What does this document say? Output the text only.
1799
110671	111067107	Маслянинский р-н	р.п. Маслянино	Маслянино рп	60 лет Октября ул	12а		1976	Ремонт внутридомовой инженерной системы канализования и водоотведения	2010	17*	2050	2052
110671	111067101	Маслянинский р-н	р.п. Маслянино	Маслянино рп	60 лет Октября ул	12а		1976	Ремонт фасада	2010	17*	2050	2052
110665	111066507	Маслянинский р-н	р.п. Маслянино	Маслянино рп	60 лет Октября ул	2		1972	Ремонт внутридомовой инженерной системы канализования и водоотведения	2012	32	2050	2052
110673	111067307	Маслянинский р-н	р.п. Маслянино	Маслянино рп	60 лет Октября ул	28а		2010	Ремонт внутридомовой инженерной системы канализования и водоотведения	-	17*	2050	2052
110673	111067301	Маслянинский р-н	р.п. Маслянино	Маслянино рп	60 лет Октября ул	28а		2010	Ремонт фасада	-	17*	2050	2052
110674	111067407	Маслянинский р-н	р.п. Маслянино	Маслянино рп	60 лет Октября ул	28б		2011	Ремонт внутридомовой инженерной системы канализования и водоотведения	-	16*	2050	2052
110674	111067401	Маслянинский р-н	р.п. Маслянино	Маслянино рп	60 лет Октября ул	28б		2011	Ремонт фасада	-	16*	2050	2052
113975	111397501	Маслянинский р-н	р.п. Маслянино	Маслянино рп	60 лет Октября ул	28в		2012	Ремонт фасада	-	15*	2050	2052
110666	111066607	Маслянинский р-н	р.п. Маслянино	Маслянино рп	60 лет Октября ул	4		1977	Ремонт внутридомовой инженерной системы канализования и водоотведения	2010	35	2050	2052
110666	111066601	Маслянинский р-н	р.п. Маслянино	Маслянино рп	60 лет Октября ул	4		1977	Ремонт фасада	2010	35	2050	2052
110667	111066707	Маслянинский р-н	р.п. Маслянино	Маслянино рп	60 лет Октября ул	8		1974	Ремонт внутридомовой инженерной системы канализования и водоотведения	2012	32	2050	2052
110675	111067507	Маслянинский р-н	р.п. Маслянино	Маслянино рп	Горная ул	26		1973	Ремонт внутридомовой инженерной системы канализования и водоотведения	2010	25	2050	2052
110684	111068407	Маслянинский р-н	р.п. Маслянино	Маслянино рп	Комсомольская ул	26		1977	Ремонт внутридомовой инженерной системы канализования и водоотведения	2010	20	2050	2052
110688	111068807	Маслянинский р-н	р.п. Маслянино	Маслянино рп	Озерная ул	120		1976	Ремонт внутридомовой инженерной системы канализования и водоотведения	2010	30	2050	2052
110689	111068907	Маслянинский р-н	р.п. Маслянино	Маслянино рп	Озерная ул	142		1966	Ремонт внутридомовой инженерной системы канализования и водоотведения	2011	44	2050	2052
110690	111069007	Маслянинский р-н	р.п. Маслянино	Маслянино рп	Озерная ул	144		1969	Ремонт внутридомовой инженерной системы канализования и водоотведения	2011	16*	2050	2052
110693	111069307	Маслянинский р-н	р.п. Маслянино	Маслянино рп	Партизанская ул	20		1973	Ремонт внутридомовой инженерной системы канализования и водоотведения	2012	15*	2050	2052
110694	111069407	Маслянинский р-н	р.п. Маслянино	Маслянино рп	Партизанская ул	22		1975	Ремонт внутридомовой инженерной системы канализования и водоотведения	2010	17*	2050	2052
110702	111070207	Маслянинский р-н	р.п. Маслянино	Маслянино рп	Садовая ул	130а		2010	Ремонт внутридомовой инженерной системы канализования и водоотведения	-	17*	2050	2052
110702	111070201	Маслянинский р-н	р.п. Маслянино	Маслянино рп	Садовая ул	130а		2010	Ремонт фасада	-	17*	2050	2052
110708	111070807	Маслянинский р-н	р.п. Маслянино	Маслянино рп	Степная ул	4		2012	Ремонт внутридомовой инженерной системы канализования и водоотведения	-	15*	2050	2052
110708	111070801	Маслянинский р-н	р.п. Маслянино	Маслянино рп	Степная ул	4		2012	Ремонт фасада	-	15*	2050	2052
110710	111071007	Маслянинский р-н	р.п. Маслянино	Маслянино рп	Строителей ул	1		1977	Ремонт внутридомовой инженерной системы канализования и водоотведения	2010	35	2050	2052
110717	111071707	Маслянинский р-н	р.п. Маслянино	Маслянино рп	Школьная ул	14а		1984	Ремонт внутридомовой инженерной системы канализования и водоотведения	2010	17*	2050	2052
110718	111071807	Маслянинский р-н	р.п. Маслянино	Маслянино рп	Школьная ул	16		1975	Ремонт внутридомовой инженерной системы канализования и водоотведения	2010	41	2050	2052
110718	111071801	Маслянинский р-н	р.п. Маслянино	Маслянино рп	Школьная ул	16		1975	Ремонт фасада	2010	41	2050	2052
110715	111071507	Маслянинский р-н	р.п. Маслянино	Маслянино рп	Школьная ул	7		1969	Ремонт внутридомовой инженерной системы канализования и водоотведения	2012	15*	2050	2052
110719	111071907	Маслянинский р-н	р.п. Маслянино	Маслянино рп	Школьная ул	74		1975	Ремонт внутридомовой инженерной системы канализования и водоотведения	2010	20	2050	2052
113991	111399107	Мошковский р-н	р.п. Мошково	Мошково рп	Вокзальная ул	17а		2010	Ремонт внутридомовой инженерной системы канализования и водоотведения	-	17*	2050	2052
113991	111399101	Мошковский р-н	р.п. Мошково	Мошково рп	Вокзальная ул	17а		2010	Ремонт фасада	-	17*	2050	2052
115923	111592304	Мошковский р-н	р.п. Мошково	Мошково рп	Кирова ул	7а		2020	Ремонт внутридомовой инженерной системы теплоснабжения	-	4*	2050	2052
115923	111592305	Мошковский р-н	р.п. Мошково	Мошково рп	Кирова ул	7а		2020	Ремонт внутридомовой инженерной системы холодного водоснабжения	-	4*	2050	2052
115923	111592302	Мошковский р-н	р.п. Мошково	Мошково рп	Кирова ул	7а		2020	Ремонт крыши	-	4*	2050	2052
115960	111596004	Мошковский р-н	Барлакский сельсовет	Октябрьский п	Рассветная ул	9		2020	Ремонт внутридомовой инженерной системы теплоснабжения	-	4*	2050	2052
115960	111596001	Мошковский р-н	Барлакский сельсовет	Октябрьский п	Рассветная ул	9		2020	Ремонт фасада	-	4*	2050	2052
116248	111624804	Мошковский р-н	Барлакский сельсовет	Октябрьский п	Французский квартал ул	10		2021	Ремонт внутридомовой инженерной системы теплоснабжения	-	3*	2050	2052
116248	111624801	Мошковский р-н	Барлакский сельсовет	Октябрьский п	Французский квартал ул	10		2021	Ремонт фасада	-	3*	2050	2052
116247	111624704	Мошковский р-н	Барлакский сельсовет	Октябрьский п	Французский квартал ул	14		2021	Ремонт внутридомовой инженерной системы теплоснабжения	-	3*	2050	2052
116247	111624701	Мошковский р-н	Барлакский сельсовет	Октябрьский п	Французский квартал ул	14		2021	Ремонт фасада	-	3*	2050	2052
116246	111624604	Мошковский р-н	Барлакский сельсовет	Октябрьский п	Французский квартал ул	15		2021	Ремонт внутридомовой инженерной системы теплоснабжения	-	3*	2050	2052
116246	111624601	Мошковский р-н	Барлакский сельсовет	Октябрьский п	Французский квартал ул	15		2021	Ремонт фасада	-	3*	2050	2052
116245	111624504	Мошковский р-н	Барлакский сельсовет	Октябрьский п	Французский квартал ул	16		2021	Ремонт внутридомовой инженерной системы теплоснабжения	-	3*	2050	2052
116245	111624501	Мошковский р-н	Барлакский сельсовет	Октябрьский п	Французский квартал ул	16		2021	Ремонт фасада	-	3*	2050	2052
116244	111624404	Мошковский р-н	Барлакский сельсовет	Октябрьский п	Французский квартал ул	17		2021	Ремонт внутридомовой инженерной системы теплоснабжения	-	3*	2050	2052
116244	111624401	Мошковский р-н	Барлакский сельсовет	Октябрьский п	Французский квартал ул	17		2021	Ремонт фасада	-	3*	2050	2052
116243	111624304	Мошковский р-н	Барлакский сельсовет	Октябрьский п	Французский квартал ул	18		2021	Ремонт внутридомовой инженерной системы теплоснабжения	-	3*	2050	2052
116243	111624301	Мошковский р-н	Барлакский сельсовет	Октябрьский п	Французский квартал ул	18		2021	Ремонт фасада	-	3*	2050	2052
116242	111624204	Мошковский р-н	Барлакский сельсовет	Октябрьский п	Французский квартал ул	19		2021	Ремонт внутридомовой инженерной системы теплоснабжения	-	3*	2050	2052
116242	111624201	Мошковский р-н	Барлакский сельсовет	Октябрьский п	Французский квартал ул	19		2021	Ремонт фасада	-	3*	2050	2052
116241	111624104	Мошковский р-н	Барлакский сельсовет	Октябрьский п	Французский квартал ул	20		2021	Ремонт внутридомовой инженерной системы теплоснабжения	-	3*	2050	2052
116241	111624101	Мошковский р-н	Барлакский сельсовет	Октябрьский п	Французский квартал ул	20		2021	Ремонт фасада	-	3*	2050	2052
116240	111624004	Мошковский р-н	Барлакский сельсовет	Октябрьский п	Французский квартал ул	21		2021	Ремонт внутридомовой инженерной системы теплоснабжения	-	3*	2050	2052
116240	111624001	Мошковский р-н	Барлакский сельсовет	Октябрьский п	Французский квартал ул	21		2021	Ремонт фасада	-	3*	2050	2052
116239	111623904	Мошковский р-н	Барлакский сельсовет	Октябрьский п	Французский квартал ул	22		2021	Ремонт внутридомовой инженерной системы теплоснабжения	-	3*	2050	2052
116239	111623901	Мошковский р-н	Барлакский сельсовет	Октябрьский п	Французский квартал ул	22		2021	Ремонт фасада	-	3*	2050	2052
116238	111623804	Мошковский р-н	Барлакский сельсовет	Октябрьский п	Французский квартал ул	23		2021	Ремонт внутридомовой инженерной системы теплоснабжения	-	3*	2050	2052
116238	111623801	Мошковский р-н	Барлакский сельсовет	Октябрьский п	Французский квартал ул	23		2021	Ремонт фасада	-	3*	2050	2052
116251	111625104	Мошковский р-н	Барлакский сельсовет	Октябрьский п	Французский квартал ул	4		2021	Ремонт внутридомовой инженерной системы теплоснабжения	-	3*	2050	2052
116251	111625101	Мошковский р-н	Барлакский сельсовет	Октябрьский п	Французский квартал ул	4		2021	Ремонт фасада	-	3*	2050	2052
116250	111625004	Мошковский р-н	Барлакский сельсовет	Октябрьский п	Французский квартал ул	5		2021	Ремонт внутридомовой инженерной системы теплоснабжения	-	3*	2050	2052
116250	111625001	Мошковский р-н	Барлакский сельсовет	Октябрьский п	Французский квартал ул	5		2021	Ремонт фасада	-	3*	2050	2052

------------------------------

→ TASK GOAL
Copy each line of the listing that contains the string "Степная".

→ OUTPUT
110708	111070807	Маслянинский р-н	р.п. Маслянино	Маслянино рп	Степная ул	4		2012	Ремонт внутридомовой инженерной системы канализования и водоотведения	-	15*	2050	2052
110708	111070801	Маслянинский р-н	р.п. Маслянино	Маслянино рп	Степная ул	4		2012	Ремонт фасада	-	15*	2050	2052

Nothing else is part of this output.